— Task to complete —
Return a copy of every line in the records that includes the word "kontekście".

— Given data —
■ ■ ■ ■ ■ ■ ■

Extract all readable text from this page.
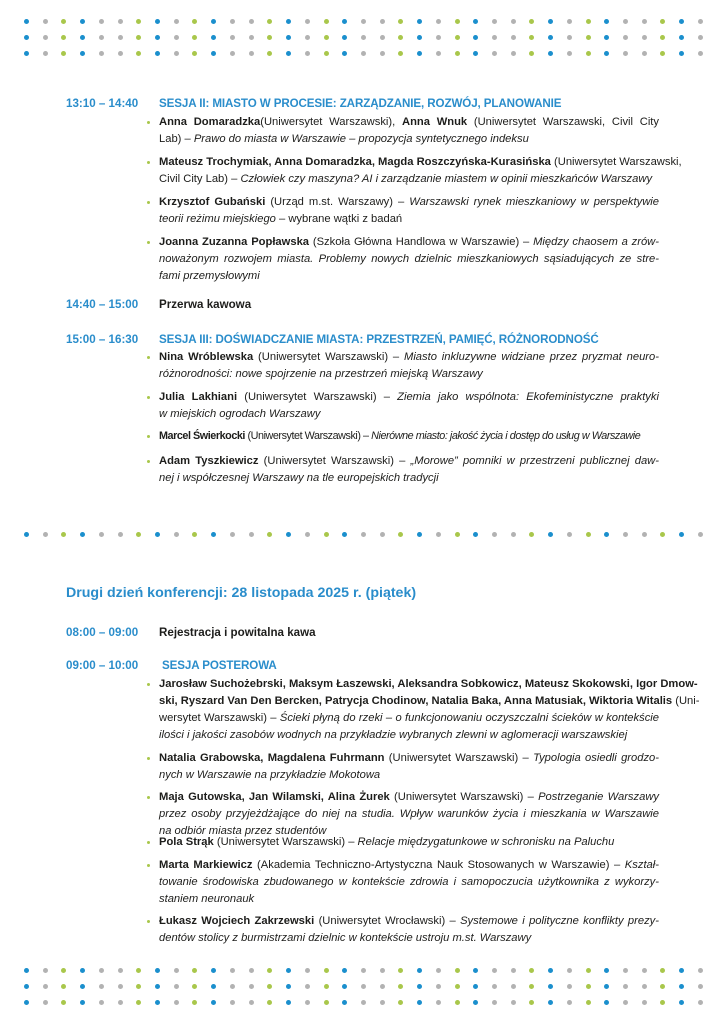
13:10 – 14:40 SESJA II: MIASTO W PROCESIE: ZARZĄDZANIE, ROZWÓJ, PLANOWANIE
Anna Domaradzka(Uniwersytet Warszawski), Anna Wnuk (Uniwersytet Warszawski, Civil City
Lab) – Prawo do miasta w Warszawie – propozycja syntetycznego indeksu
Mateusz Trochymiak, Anna Domaradzka, Magda Roszczyńska-Kurasińska (Uniwersytet Warszawski,
Civil City Lab) – Człowiek czy maszyna? AI i zarządzanie miastem w opinii mieszkańców Warszawy
Krzysztof Gubański (Urząd m.st. Warszawy) – Warszawski rynek mieszkaniowy w perspektywie
teorii reżimu miejskiego – wybrane wątki z badań
Joanna Zuzanna Popławska (Szkoła Główna Handlowa w Warszawie) – Między chaosem a zrów-
noważonym rozwojem miasta. Problemy nowych dzielnic mieszkaniowych sąsiadujących ze stre-
fami przemysłowymi
14:40 – 15:00 Przerwa kawowa
15:00 – 16:30 SESJA III: DOŚWIADCZANIE MIASTA: PRZESTRZEŃ, PAMIĘĆ, RÓŻNORODNOŚĆ
Nina Wróblewska (Uniwersytet Warszawski) – Miasto inkluzywne widziane przez pryzmat neuro-
różnorodności: nowe spojrzenie na przestrzeń miejską Warszawy
Julia Lakhiani (Uniwersytet Warszawski) – Ziemia jako wspólnota: Ekofeministyczne praktyki
w miejskich ogrodach Warszawy
Marcel Świerkocki (Uniwersytet Warszawski) – Nierówne miasto: jakość życia i dostęp do usług w Warszawie
Adam Tyszkiewicz (Uniwersytet Warszawski) – „Morowe” pomniki w przestrzeni publicznej daw-
nej i współczesnej Warszawy na tle europejskich tradycji
Drugi dzień konferencji: 28 listopada 2025 r. (piątek)
08:00 – 09:00 Rejestracja i powitalna kawa
09:00 – 10:00 SESJA POSTEROWA
Jarosław Suchożebrski, Maksym Łaszewski, Aleksandra Sobkowicz, Mateusz Skokowski, Igor Dmow-
ski, Ryszard Van Den Bercken, Patrycja Chodinow, Natalia Baka, Anna Matusiak, Wiktoria Witalis (Uni-
wersytet Warszawski) – Ścieki płyną do rzeki – o funkcjonowaniu oczyszczalni ścieków w kontekście
ilości i jakości zasobów wodnych na przykładzie wybranych zlewni w aglomeracji warszawskiej
Natalia Grabowska, Magdalena Fuhrmann (Uniwersytet Warszawski) – Typologia osiedli grodzo-
nych w Warszawie na przykładzie Mokotowa
Maja Gutowska, Jan Wilamski, Alina Żurek (Uniwersytet Warszawski) – Postrzeganie Warszawy
przez osoby przyjeżdżające do niej na studia. Wpływ warunków życia i mieszkania w Warszawie
na odbiór miasta przez studentów
Pola Strąk (Uniwersytet Warszawski) – Relacje międzygatunkowe w schronisku na Paluchu
Marta Markiewicz (Akademia Techniczno-Artystyczna Nauk Stosowanych w Warszawie) – Kształ-
towanie środowiska zbudowanego w kontekście zdrowia i samopoczucia użytkownika z wykorzy-
staniem neuronauk
Łukasz Wojciech Zakrzewski (Uniwersytet Wrocławski) – Systemowe i polityczne konflikty prezy-
dentów stolicy z burmistrzami dzielnic w kontekście ustroju m.st. Warszawy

■ ■ ■ ■ ■ ■ ■

— Response to the exercise —
wersytet Warszawski) – Ścieki płyną do rzeki – o funkcjonowaniu oczyszczalni ścieków w kontekście
towanie środowiska zbudowanego w kontekście zdrowia i samopoczucia użytkownika z wykorzy-
dentów stolicy z burmistrzami dzielnic w kontekście ustroju m.st. Warszawy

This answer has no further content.